** Begin EXERCISE INPUT **

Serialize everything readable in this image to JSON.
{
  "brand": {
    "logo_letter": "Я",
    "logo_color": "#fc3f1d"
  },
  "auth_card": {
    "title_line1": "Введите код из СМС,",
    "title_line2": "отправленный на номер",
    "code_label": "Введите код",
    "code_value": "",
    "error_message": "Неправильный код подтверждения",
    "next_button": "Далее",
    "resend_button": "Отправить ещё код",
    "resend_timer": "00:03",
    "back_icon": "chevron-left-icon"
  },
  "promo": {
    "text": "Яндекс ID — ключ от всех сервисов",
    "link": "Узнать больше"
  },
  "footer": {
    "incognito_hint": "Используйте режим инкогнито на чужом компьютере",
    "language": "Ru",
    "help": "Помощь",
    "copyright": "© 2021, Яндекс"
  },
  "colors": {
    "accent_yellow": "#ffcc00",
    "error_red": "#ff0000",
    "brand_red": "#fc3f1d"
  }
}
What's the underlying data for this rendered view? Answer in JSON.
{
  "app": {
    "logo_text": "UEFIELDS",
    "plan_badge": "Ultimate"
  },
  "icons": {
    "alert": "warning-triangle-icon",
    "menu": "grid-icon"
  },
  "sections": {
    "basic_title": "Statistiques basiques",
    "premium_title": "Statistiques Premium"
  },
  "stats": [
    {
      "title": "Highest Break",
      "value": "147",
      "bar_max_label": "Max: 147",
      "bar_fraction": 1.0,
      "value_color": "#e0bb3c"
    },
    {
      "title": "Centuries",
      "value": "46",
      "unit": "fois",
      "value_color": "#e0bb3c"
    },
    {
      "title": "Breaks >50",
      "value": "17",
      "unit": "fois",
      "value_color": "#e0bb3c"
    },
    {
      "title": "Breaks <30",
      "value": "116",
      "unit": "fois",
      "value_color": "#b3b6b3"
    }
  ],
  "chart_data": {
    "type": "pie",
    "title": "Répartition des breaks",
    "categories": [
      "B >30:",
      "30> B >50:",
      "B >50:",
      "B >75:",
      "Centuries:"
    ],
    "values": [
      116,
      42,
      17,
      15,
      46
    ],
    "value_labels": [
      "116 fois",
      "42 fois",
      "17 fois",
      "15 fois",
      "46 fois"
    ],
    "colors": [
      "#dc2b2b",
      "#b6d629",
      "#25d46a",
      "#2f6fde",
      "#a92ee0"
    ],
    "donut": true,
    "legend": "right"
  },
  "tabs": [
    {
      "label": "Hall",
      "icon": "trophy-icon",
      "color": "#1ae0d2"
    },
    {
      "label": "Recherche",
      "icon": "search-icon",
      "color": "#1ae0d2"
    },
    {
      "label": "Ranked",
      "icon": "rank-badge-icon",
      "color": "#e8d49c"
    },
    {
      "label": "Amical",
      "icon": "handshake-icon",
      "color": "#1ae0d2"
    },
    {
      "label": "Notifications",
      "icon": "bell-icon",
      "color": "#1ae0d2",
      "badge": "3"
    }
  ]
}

** End EXERCISE INPUT **
** Begin EXERCISE INPUT **

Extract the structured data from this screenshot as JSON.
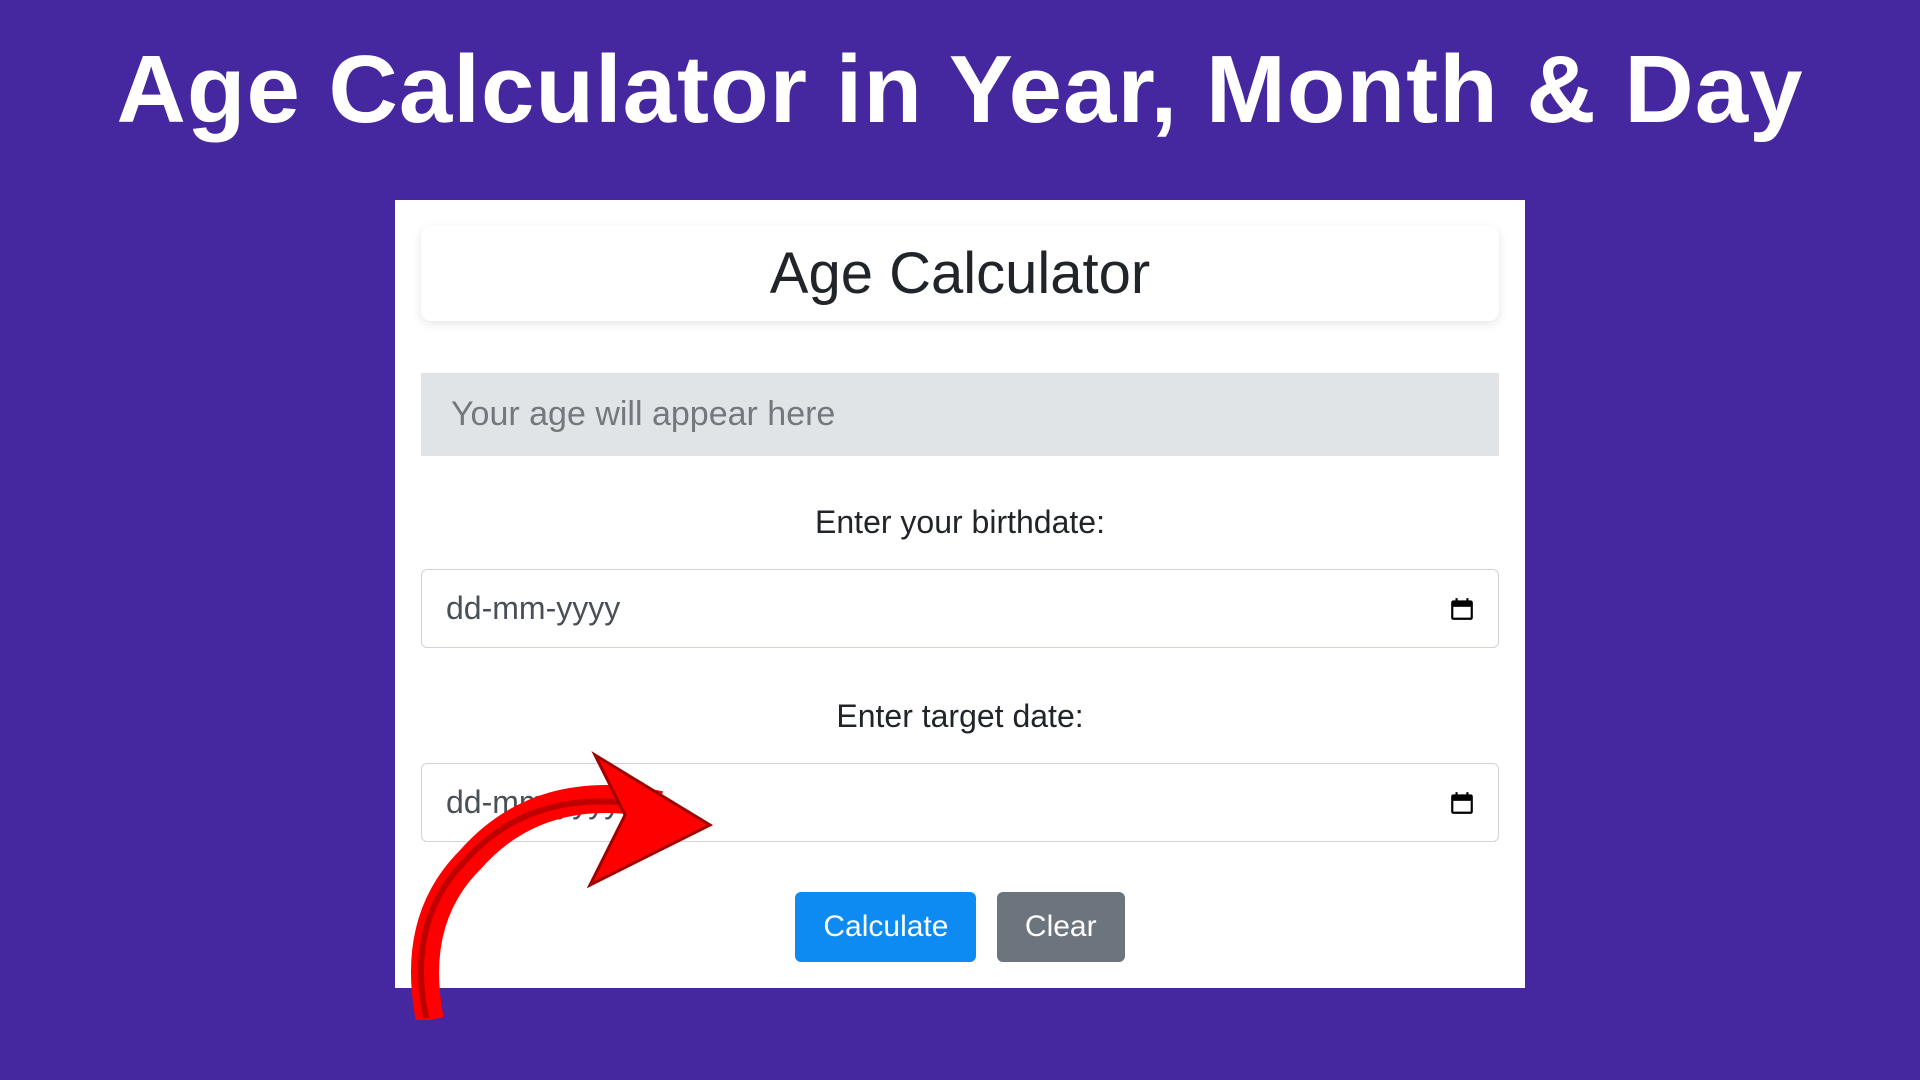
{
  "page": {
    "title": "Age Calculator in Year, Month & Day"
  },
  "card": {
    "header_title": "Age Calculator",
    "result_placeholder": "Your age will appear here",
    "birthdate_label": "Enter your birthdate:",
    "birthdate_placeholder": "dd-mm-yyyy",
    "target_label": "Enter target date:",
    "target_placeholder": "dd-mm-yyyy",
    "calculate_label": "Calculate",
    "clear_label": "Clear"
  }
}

** End EXERCISE INPUT **

PROBLEM STATEMENT:
Across the material above, how many lines include the string "JSON"? Only the number is wanted.

OUTPUT:
3